Work required: Of all the lines in the records, how many hold the word "book"? Answer with the number only.
## START Extracted entries
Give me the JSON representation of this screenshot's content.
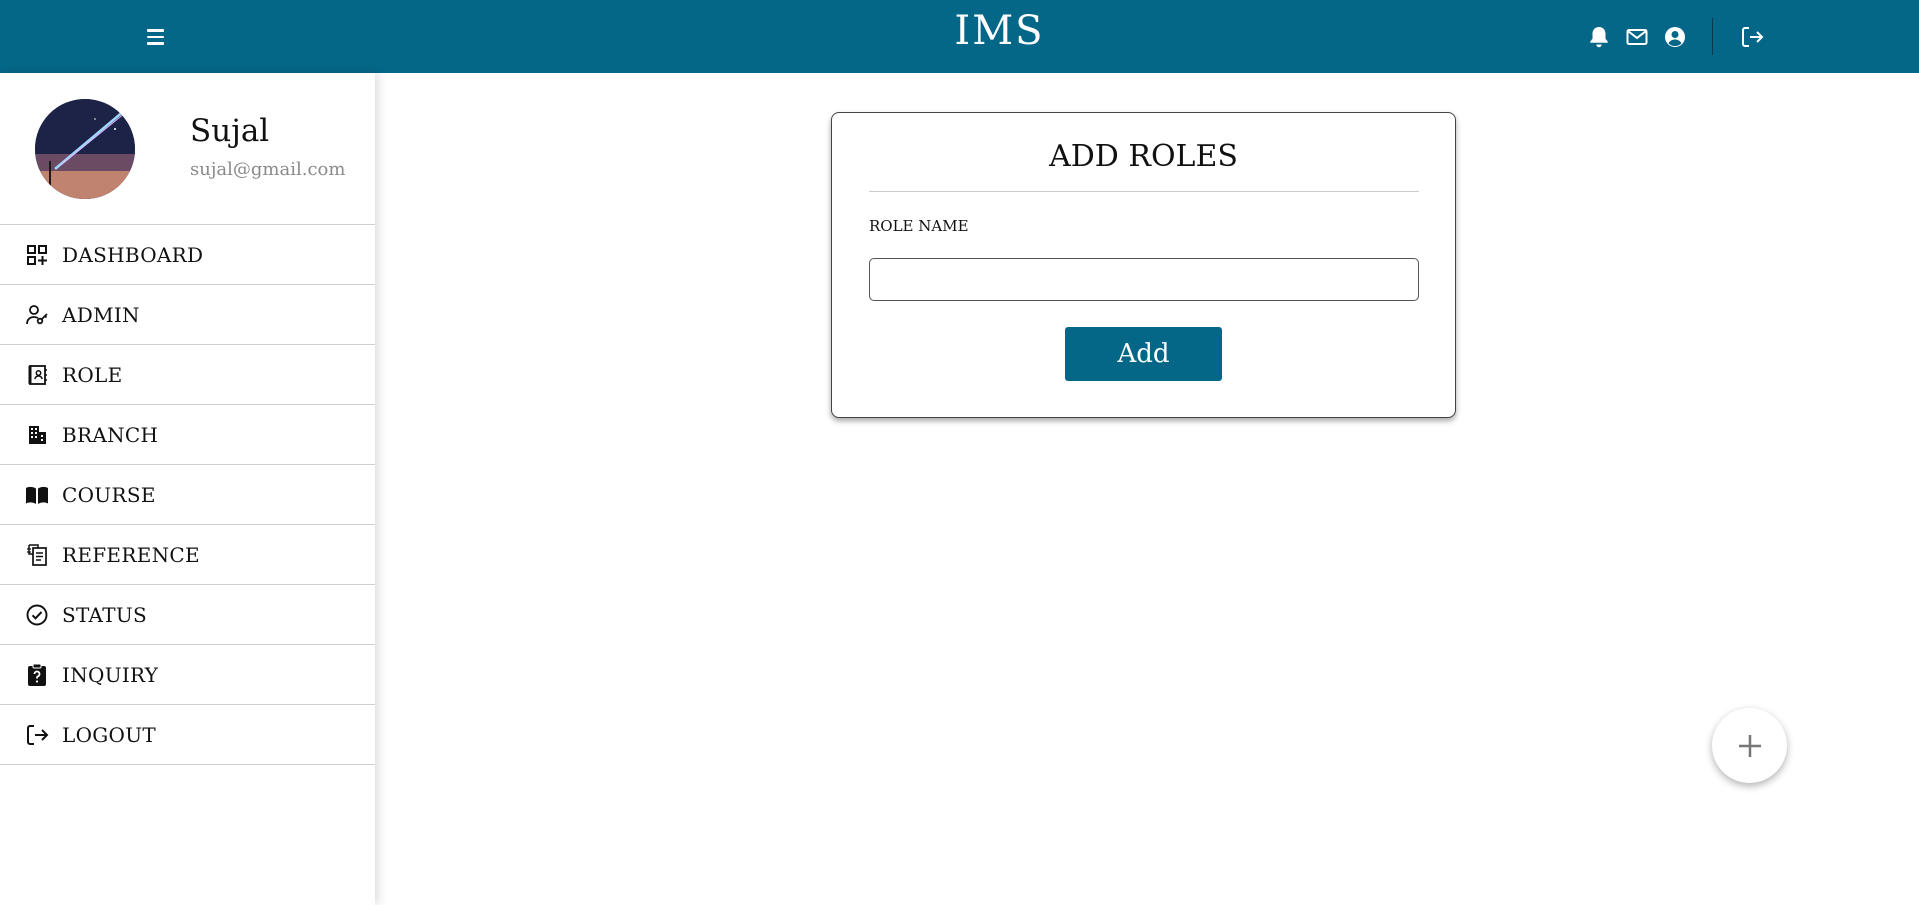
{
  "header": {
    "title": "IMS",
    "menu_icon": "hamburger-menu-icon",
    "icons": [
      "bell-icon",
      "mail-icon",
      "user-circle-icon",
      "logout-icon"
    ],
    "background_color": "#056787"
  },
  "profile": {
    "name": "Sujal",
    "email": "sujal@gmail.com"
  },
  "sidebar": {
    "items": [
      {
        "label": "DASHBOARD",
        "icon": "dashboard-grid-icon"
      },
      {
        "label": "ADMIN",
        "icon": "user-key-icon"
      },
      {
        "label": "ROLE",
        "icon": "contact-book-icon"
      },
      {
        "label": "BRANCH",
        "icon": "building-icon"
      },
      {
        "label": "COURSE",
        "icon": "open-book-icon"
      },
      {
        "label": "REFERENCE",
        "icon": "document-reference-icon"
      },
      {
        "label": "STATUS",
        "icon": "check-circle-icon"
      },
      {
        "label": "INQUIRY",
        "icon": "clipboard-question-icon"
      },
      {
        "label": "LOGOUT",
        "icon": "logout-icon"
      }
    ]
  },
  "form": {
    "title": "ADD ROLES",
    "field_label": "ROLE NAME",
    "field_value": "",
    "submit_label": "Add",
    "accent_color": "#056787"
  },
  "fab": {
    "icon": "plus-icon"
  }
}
## END Extracted entries
Exercise result: 2